## The task
I'd like every record given again exactly, please.

## Data section
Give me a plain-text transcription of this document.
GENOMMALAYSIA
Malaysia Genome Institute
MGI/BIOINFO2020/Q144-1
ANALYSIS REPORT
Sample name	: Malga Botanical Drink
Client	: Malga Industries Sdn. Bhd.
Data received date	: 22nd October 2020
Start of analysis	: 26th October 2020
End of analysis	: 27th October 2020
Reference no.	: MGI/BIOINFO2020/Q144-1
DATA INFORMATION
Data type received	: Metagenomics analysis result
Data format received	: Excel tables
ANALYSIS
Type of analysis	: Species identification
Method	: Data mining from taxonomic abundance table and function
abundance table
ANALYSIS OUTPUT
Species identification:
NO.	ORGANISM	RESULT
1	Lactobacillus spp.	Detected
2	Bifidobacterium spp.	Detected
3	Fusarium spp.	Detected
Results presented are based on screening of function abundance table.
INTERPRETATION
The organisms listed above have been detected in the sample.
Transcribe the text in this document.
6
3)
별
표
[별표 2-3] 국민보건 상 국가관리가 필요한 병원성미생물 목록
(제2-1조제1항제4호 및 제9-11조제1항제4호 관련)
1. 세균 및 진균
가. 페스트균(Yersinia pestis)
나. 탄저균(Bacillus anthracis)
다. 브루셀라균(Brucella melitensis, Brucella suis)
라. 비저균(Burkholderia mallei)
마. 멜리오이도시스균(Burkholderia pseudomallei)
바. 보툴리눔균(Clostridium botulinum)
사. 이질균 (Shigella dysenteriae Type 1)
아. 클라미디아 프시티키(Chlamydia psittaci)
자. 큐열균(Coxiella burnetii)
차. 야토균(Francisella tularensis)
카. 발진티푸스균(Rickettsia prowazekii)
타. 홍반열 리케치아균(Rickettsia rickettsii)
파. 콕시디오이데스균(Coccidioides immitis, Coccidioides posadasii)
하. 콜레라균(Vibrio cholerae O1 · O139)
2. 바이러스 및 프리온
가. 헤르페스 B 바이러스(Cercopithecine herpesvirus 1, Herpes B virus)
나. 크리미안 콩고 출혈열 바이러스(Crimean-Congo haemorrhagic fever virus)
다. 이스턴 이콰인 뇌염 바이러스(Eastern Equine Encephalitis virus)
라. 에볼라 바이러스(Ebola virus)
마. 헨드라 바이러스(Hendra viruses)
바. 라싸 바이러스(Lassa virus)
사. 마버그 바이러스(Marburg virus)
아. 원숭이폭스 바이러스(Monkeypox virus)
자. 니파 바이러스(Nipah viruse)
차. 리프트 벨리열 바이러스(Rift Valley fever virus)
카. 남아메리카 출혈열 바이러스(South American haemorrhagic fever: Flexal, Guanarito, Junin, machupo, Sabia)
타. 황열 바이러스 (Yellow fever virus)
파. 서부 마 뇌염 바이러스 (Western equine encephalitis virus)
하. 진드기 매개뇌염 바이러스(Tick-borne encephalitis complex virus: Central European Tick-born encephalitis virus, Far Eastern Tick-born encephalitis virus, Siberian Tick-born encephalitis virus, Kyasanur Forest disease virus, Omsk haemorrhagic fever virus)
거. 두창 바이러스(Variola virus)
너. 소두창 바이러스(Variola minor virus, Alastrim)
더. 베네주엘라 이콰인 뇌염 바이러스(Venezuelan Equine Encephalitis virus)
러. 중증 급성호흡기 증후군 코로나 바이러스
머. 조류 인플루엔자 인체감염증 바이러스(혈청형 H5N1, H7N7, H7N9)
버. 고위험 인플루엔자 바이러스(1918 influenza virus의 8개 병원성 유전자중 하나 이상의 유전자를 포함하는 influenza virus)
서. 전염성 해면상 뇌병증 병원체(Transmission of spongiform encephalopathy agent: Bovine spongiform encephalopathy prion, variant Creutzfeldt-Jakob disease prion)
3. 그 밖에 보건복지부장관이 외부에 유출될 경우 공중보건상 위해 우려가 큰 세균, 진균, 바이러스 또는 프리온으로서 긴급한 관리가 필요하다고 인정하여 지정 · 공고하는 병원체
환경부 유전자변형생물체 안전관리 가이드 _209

## Output below
Give me a plain-text transcription of this document.
GENOMMALAYSIA
Malaysia Genome Institute
MGI/BIOINFO2020/Q144-1
ANALYSIS REPORT
Sample name	: Malga Botanical Drink
Client	: Malga Industries Sdn. Bhd.
Data received date	: 22nd October 2020
Start of analysis	: 26th October 2020
End of analysis	: 27th October 2020
Reference no.	: MGI/BIOINFO2020/Q144-1
DATA INFORMATION
Data type received	: Metagenomics analysis result
Data format received	: Excel tables
ANALYSIS
Type of analysis	: Species identification
Method	: Data mining from taxonomic abundance table and function
abundance table
ANALYSIS OUTPUT
Species identification:
NO.	ORGANISM	RESULT
1	Lactobacillus spp.	Detected
2	Bifidobacterium spp.	Detected
3	Fusarium spp.	Detected
Results presented are based on screening of function abundance table.
INTERPRETATION
The organisms listed above have been detected in the sample.
Transcribe the text in this document.
6
3)
별
표
[별표 2-3] 국민보건 상 국가관리가 필요한 병원성미생물 목록
(제2-1조제1항제4호 및 제9-11조제1항제4호 관련)
1. 세균 및 진균
가. 페스트균(Yersinia pestis)
나. 탄저균(Bacillus anthracis)
다. 브루셀라균(Brucella melitensis, Brucella suis)
라. 비저균(Burkholderia mallei)
마. 멜리오이도시스균(Burkholderia pseudomallei)
바. 보툴리눔균(Clostridium botulinum)
사. 이질균 (Shigella dysenteriae Type 1)
아. 클라미디아 프시티키(Chlamydia psittaci)
자. 큐열균(Coxiella burnetii)
차. 야토균(Francisella tularensis)
카. 발진티푸스균(Rickettsia prowazekii)
타. 홍반열 리케치아균(Rickettsia rickettsii)
파. 콕시디오이데스균(Coccidioides immitis, Coccidioides posadasii)
하. 콜레라균(Vibrio cholerae O1 · O139)
2. 바이러스 및 프리온
가. 헤르페스 B 바이러스(Cercopithecine herpesvirus 1, Herpes B virus)
나. 크리미안 콩고 출혈열 바이러스(Crimean-Congo haemorrhagic fever virus)
다. 이스턴 이콰인 뇌염 바이러스(Eastern Equine Encephalitis virus)
라. 에볼라 바이러스(Ebola virus)
마. 헨드라 바이러스(Hendra viruses)
바. 라싸 바이러스(Lassa virus)
사. 마버그 바이러스(Marburg virus)
아. 원숭이폭스 바이러스(Monkeypox virus)
자. 니파 바이러스(Nipah viruse)
차. 리프트 벨리열 바이러스(Rift Valley fever virus)
카. 남아메리카 출혈열 바이러스(South American haemorrhagic fever: Flexal, Guanarito, Junin, machupo, Sabia)
타. 황열 바이러스 (Yellow fever virus)
파. 서부 마 뇌염 바이러스 (Western equine encephalitis virus)
하. 진드기 매개뇌염 바이러스(Tick-borne encephalitis complex virus: Central European Tick-born encephalitis virus, Far Eastern Tick-born encephalitis virus, Siberian Tick-born encephalitis virus, Kyasanur Forest disease virus, Omsk haemorrhagic fever virus)
거. 두창 바이러스(Variola virus)
너. 소두창 바이러스(Variola minor virus, Alastrim)
더. 베네주엘라 이콰인 뇌염 바이러스(Venezuelan Equine Encephalitis virus)
러. 중증 급성호흡기 증후군 코로나 바이러스
머. 조류 인플루엔자 인체감염증 바이러스(혈청형 H5N1, H7N7, H7N9)
버. 고위험 인플루엔자 바이러스(1918 influenza virus의 8개 병원성 유전자중 하나 이상의 유전자를 포함하는 influenza virus)
서. 전염성 해면상 뇌병증 병원체(Transmission of spongiform encephalopathy agent: Bovine spongiform encephalopathy prion, variant Creutzfeldt-Jakob disease prion)
3. 그 밖에 보건복지부장관이 외부에 유출될 경우 공중보건상 위해 우려가 큰 세균, 진균, 바이러스 또는 프리온으로서 긴급한 관리가 필요하다고 인정하여 지정 · 공고하는 병원체
환경부 유전자변형생물체 안전관리 가이드 _209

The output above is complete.